**Raw records**
☆ ☆ ☆

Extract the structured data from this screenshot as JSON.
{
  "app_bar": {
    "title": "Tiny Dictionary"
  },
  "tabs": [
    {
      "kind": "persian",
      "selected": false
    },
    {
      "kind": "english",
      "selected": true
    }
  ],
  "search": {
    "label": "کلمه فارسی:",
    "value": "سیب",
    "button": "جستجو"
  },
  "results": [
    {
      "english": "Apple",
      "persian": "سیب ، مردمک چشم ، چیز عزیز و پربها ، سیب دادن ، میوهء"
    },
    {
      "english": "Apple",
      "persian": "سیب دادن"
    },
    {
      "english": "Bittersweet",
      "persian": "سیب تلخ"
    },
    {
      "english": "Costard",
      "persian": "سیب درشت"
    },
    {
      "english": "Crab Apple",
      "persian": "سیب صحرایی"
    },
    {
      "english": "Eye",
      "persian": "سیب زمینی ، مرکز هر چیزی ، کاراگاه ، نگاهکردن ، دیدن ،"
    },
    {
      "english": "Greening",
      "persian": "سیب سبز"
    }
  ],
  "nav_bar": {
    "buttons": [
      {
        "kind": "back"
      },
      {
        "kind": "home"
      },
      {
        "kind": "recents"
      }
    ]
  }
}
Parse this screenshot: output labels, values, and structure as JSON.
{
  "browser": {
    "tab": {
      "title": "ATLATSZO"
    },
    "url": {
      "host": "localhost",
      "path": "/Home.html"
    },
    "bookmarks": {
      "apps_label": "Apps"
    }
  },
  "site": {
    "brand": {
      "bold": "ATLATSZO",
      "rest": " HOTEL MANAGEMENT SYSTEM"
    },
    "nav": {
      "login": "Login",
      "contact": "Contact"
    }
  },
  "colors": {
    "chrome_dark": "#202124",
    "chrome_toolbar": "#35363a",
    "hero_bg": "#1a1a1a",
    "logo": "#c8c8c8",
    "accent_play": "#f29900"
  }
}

☆ ☆ ☆

**What you have to do**
In the data above, tally the lines holding "this" and answer with the figure only.

**Written answer**
2